* Stated problem:
Return every line of the data below that includes the string "made".

* Input rows:
= = = = =

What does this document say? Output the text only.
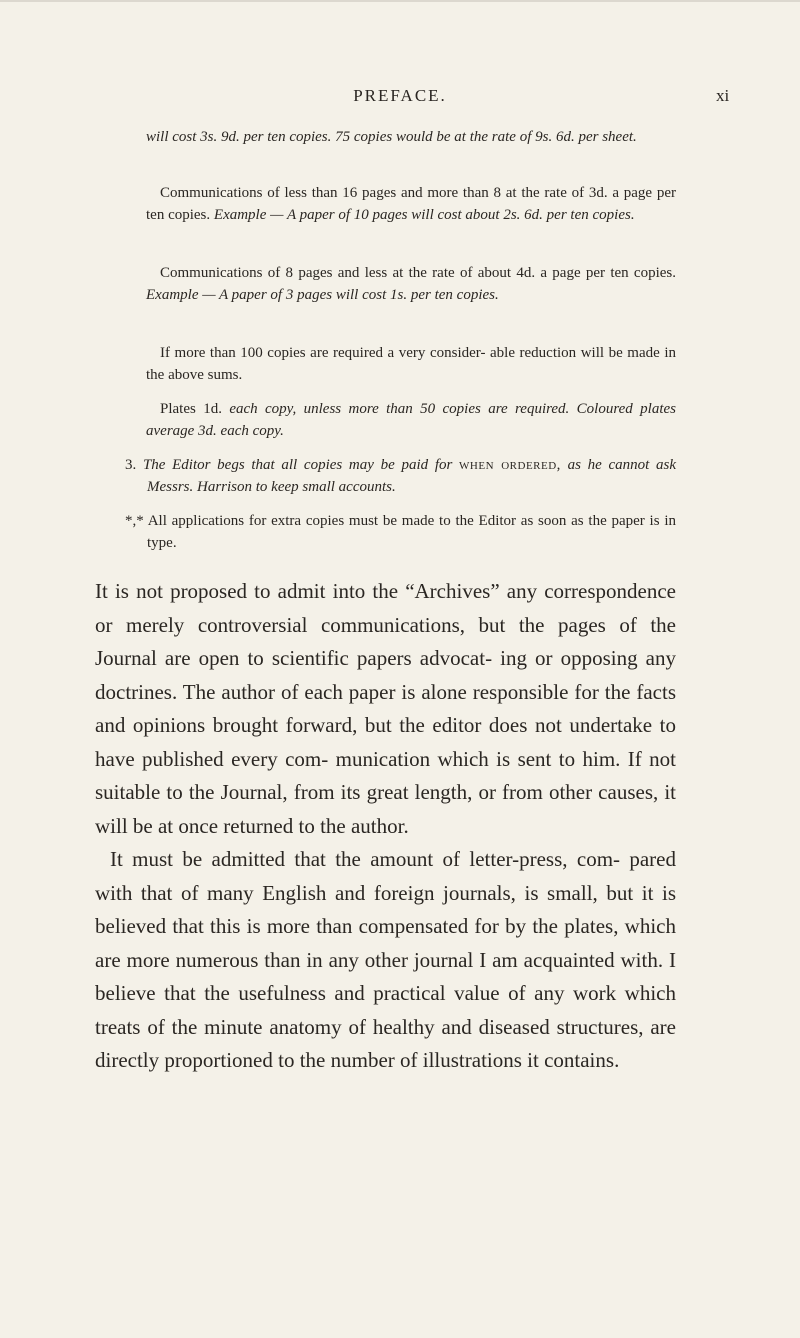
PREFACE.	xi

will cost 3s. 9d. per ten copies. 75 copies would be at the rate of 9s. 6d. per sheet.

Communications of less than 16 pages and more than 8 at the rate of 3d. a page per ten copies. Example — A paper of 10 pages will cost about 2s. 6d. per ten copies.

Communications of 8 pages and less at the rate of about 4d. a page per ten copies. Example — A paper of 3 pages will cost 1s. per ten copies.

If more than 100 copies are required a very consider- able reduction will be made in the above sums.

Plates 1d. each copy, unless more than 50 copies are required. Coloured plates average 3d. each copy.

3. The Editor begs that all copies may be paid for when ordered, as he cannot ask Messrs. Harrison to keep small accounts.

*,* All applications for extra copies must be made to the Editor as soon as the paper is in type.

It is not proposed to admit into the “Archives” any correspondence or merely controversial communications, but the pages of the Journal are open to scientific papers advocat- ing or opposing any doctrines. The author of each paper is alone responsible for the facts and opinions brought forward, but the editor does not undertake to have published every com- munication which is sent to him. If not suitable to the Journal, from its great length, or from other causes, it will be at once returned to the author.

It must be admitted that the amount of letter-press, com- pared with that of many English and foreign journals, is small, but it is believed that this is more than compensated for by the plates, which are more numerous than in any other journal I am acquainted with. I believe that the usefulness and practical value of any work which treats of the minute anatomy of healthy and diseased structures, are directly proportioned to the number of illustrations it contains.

= = = = =

* Solution for this exercise:
If more than 100 copies are required a very consider- able reduction will be made in the above sums.
*,* All applications for extra copies must be made to the Editor as soon as the paper is in type.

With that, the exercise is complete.